• [Selected extract]
________

# How bad would it be to vest a sudo service dog ?



## brandonb (Nov 9, 2010)

I have been reading Colorado State law and it seems to me that you do not even have to register a working dog. I would need her badged as well as me from a 3rd party pet supply company but, apparently stores cannot ask for "papers". Let me explain so I do not sound so crazy. I am doing a lot of scent work with her and when I am able to bring her in stores she is able to smell, see and hear lots of different things. Plus the socialization is awesome, thank god Best Buy here will let her come in with me as she absolutely loves it. She will not be an ADA dog but more along the lines of SAR. We have done SCH but, the club really turned me off to the sport. Has any one done this or is this pretty bad to do ?


----------



## RockinIt (Jan 29, 2011)

This is just my opinion (so take it for what it's worth), but I find trying to pass off a non-service dog as a service dog to be in very bad taste. To me it is the same as someone borrowing their grandmother's handicap tag so they can get a good parking spot when they're running late for something. You could simply ask to speak to the manager of whatever store you're wanting to go into and explain what you are training your dog for. If they let you in, great (get the permission in writing for later visits perhaps?), if not...there are plenty of other places to socialize your dog.


----------



## NancyJ (Jun 15, 2003)

It is wrong. If this is really going to be a SAR dog? (I am not sure I understand "along the lines of SAR")....then it is not something you need anyway or can get enough of during training (for example we have done some training in a dark abandoned warehouse with permission which is nothing like a well lit store, but more realistic for a search scenario) and disasster dogs have their own mock ups for training.

. Home Depot is pretty good about letting dogs in as are pet stores and farm stores. That should be enough.

________

• [Supplied information]
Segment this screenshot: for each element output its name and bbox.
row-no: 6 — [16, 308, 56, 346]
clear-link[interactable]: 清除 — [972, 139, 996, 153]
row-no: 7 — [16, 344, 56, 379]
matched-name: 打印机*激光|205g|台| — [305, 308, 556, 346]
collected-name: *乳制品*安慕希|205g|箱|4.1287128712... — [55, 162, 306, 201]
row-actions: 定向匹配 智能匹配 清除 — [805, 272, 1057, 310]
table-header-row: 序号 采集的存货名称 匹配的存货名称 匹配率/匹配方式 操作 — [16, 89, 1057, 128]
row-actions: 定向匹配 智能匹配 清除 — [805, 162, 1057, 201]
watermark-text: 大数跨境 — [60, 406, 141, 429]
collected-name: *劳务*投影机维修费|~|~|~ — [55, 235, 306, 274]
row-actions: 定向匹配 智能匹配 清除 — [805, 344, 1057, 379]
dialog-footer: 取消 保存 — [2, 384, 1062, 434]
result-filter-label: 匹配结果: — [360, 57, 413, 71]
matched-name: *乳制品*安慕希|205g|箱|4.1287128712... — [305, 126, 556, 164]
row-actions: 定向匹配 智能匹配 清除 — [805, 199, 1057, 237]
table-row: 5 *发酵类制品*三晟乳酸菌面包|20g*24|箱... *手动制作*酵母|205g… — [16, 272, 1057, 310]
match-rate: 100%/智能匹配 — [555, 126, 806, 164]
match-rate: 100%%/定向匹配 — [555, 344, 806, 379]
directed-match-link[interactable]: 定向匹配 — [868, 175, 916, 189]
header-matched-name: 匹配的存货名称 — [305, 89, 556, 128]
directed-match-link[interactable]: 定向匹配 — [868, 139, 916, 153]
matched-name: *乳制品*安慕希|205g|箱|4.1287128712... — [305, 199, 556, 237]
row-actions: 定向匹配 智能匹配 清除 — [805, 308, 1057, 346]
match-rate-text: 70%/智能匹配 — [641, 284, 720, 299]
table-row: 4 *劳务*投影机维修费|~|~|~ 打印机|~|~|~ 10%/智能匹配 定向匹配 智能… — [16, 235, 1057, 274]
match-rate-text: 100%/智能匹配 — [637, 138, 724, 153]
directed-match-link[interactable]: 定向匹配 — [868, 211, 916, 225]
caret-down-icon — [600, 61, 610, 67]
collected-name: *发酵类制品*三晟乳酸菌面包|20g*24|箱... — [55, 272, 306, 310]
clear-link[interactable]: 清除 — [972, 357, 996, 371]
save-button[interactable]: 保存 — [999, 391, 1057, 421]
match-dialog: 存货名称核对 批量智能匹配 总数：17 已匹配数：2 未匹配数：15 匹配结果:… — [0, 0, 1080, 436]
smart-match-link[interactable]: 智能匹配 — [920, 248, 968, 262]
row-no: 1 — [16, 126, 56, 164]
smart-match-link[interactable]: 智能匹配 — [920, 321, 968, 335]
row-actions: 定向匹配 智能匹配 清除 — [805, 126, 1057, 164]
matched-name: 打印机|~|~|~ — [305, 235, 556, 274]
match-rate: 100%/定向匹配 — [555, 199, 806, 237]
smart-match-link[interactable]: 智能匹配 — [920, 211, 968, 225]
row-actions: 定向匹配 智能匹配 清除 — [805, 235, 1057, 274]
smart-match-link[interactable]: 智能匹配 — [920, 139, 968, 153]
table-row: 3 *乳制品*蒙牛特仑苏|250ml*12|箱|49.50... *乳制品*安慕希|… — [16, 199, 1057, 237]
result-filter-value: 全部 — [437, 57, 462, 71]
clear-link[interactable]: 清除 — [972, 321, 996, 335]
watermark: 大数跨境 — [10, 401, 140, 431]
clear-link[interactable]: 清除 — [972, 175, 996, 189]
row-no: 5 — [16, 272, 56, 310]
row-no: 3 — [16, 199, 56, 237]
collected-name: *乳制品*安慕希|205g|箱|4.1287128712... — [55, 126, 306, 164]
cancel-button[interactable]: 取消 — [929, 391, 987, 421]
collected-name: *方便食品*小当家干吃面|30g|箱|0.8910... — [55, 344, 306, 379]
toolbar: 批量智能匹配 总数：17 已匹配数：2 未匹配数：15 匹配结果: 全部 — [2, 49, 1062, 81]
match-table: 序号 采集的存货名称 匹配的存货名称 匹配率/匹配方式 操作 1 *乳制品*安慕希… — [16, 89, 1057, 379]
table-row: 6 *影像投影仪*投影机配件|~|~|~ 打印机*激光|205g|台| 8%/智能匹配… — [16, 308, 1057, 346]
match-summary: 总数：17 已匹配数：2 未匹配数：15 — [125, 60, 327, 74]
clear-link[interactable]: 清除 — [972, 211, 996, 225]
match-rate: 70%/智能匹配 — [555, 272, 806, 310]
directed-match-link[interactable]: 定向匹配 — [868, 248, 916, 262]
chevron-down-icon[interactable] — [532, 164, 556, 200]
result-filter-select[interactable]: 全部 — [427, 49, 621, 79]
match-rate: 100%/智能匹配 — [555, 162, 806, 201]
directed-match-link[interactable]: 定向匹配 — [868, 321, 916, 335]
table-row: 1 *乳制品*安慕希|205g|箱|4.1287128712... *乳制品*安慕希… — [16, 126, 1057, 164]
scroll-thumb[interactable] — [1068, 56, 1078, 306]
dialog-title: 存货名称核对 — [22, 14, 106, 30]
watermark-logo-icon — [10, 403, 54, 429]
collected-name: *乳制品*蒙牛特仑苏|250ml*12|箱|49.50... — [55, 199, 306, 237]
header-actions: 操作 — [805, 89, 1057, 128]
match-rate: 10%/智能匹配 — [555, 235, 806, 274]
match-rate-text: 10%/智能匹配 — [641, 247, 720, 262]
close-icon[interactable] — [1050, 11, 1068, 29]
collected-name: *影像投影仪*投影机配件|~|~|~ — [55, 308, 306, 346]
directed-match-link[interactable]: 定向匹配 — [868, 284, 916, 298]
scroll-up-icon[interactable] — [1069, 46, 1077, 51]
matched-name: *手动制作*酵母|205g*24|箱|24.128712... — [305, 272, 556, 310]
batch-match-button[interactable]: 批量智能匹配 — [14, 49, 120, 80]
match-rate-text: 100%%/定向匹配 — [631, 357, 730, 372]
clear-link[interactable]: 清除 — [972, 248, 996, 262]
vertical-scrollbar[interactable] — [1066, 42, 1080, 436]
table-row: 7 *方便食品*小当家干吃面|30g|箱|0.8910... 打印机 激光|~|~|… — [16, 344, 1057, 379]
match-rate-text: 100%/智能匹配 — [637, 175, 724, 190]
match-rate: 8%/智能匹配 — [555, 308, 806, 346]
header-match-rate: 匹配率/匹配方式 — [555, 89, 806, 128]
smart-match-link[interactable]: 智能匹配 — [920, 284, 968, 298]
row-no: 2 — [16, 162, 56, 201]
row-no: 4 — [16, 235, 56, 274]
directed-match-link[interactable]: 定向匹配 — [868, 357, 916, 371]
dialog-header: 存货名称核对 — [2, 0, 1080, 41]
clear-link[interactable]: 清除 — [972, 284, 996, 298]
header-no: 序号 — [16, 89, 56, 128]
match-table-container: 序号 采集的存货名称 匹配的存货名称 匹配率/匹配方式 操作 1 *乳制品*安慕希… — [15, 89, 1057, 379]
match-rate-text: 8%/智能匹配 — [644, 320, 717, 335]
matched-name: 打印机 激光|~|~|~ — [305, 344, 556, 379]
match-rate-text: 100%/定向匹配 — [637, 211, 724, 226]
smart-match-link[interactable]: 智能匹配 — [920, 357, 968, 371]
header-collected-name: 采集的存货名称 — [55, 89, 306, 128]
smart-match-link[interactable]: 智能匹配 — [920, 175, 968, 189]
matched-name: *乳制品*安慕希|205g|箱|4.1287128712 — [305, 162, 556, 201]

________

• [Actions to take]
(A) Repeat everything in the forum thread on vesting a pretend service dog from "## RockinIt (Jan" down to "(Jun 15, 2003)".
(B) Answer these questions about the forum thread on vesting a pretend service dog:
(i) Which store does brandonb say lets the dog come in?
(ii) What does RockinIt compare passing off a non-service dog as a service dog to?
(iii) Where does NancyJ say some training was done with permission?

• [Task responses]
(A)
## RockinIt (Jan 29, 2011)

This is just my opinion (so take it for what it's worth), but I find trying to pass off a non-service dog as a service dog to be in very bad taste. To me it is the same as someone borrowing their grandmother's handicap tag so they can get a good parking spot when they're running late for something. You could simply ask to speak to the manager of whatever store you're wanting to go into and explain what you are training your dog for. If they let you in, great (get the permission in writing for later visits perhaps?), if not...there are plenty of other places to socialize your dog.


----------



## NancyJ (Jun 15, 2003)

(B)
(i) Best Buy.
(ii) Someone borrowing their grandmother's handicap tag to get a good parking spot when they're running late for something.
(iii) In a dark abandoned warehouse.